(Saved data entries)
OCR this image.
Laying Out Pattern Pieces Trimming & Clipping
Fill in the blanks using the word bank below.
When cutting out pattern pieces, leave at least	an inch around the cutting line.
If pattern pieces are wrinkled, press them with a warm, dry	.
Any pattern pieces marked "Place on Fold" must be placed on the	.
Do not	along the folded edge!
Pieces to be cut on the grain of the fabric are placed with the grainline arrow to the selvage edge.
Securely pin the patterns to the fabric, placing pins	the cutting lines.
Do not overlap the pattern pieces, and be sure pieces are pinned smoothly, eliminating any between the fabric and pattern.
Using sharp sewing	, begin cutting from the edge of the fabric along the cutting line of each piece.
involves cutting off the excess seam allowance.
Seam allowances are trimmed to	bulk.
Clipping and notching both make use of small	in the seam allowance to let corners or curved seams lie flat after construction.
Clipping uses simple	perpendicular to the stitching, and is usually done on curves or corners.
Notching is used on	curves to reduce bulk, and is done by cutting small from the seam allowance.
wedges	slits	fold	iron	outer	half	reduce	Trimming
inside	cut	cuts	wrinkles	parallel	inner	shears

#### Do this:
Restate each record exactly as written.

#### Written answer:
OCR this image.
Laying Out Pattern Pieces Trimming & Clipping
Fill in the blanks using the word bank below.
When cutting out pattern pieces, leave at least	an inch around the cutting line.
If pattern pieces are wrinkled, press them with a warm, dry	.
Any pattern pieces marked "Place on Fold" must be placed on the	.
Do not	along the folded edge!
Pieces to be cut on the grain of the fabric are placed with the grainline arrow to the selvage edge.
Securely pin the patterns to the fabric, placing pins	the cutting lines.
Do not overlap the pattern pieces, and be sure pieces are pinned smoothly, eliminating any between the fabric and pattern.
Using sharp sewing	, begin cutting from the edge of the fabric along the cutting line of each piece.
involves cutting off the excess seam allowance.
Seam allowances are trimmed to	bulk.
Clipping and notching both make use of small	in the seam allowance to let corners or curved seams lie flat after construction.
Clipping uses simple	perpendicular to the stitching, and is usually done on curves or corners.
Notching is used on	curves to reduce bulk, and is done by cutting small from the seam allowance.
wedges	slits	fold	iron	outer	half	reduce	Trimming
inside	cut	cuts	wrinkles	parallel	inner	shears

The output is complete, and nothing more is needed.